<hr>

# README

* Please unzip file "df_trimmed.csv.zip" first before reading the file using pandas!

* Reason: the file size is 5.58 GB, it cannot be pushed to GitHub Repository even with GitHub Large File Storage (LFS) (limit 5.0 GB)

* Note: 'df_trimmed.csv' is included in .gitignore to prevent the file being pushed in the future.

<hr>

# FEATURES (Data definition):

https://ffiec.cfpb.gov/documentation/publications/loan-level-datasets/lar-data-fields


<hr>

# DATASET & LIBRARIES

In [None]:
import pandas as pd
import matplotlib.pyplot as plt

In [None]:
df = pd.read_csv("trimmed_dataset_fromStep1.csv")

In [None]:
df.shape

In [None]:
df.info()

In [None]:
pd.set_option('display.max_columns', None)
pd.set_option('display.max_rows', None)

In [None]:
df.head()

<hr>

# EXPLORATORY ANALYSIS (EDA)

In [None]:
df.columns

In [None]:
print(df['derived_sex'].value_counts(normalize=True))
df['derived_sex'].value_counts().plot(kind='bar')

In [None]:
counts = df['derived_sex'].value_counts()

plt.figure(figsize=(6,6))
plt.pie(
    counts.values,
    labels=counts.index,
    autopct='%1.1f%%',
    startangle=90
)

plt.title('Distribution of Derived Sex')
plt.axis('equal')
plt.show()

In [None]:
counts = df['applicant_sex'].value_counts()

....................

Problem statement
Per the README above, why can't the file be pushed to the GitHub repository?

Supplied data
....................

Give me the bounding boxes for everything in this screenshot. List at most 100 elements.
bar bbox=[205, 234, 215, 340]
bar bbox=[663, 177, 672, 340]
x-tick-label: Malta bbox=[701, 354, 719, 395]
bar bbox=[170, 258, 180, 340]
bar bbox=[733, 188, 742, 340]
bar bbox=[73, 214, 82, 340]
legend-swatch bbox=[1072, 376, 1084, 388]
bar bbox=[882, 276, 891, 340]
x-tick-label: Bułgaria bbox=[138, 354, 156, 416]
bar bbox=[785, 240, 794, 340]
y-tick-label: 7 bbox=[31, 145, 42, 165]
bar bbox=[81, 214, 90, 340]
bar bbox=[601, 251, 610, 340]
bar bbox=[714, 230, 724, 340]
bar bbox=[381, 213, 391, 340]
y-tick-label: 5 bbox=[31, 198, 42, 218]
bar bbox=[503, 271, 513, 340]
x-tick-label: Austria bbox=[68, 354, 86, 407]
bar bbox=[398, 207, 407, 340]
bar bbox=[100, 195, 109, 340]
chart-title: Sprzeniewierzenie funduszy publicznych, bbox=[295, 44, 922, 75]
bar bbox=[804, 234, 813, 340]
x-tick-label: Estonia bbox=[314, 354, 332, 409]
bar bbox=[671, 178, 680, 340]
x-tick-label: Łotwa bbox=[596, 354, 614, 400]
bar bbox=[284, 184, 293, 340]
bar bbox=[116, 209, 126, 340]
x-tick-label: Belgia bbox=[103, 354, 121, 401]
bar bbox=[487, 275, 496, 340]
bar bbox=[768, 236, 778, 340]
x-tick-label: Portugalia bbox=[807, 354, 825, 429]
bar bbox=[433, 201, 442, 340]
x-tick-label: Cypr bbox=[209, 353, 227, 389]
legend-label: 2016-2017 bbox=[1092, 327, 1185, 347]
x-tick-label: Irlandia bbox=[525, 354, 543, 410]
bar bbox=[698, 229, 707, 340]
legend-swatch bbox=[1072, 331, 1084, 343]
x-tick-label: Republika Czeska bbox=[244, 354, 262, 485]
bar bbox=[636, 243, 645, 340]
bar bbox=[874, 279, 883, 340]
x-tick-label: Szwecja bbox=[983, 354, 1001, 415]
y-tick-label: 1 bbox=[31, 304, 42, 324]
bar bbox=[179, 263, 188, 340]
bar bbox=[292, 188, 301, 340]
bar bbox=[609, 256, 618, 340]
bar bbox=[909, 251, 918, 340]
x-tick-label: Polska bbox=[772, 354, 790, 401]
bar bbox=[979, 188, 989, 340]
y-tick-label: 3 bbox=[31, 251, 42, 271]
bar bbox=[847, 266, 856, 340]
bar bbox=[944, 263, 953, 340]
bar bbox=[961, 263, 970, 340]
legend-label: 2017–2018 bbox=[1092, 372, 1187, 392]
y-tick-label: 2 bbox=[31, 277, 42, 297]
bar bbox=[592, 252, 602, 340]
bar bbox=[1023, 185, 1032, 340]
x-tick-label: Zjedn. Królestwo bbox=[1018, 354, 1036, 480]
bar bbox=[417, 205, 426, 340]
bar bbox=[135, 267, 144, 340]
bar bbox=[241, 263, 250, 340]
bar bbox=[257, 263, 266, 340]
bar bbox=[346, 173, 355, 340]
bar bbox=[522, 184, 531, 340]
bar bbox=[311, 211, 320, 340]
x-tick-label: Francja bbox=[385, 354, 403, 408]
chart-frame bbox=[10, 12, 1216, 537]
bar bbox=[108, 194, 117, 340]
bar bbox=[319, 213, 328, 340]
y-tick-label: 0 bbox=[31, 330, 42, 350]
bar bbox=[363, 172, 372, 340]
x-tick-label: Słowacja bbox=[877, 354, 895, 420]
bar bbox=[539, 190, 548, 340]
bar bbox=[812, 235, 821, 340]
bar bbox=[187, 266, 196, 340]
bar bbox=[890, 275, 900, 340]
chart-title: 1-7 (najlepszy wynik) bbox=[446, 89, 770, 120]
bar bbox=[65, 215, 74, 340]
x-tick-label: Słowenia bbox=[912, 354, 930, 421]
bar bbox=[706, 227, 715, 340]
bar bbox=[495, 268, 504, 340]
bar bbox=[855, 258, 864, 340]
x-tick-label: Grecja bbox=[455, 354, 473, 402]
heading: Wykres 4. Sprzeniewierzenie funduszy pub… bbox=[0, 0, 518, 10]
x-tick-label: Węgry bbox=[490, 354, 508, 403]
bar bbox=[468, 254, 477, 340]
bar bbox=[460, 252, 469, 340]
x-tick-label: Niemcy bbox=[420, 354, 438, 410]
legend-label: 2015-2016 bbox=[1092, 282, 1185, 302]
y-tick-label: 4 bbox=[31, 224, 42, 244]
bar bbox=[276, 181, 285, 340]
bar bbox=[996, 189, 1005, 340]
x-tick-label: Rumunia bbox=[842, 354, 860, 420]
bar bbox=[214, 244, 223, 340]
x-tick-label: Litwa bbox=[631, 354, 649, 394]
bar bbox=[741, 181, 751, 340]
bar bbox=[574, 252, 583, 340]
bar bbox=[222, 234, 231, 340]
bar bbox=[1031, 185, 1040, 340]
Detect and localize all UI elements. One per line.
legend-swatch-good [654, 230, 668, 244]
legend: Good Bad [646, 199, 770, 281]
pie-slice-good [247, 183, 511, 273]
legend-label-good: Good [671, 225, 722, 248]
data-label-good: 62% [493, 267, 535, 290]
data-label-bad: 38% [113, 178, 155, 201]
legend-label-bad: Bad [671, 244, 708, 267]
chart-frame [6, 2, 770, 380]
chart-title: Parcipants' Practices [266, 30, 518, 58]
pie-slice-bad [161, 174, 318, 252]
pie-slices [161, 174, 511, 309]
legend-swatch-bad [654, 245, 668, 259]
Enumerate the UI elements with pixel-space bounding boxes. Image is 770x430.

....................

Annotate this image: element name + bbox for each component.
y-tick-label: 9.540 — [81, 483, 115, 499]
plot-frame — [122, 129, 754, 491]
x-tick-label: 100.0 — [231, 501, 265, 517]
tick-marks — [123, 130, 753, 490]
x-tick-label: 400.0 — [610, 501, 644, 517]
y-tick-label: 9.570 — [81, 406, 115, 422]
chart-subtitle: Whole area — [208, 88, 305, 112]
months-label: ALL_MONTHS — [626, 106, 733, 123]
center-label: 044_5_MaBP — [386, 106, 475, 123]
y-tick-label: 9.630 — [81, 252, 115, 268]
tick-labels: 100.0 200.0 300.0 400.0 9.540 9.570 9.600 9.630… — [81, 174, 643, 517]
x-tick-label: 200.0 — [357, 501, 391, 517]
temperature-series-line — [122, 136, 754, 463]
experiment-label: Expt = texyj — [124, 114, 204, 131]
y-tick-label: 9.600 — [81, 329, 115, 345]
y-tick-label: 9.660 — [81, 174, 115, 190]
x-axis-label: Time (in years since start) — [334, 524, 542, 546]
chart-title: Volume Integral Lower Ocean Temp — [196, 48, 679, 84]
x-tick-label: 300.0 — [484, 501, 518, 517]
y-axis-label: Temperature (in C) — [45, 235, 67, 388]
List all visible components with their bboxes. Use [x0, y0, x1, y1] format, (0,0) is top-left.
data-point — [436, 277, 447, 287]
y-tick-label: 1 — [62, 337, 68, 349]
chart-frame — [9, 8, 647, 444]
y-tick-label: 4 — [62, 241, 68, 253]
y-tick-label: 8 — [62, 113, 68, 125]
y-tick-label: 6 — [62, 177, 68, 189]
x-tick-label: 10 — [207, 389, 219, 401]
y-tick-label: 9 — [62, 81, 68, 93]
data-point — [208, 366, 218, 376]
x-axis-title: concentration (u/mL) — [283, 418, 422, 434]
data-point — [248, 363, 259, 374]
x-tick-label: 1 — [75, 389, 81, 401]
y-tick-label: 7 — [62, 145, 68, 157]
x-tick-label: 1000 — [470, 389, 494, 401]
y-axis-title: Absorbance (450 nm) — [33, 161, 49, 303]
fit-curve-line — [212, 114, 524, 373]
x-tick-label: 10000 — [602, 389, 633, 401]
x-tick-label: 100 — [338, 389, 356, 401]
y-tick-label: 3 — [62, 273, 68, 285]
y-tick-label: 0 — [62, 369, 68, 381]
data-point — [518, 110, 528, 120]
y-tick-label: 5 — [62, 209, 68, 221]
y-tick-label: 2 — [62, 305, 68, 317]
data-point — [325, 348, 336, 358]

....................

Solution to the exercise
The file is 5.58 GB, which is over the 5.0 GB limit of GitHub Large File Storage.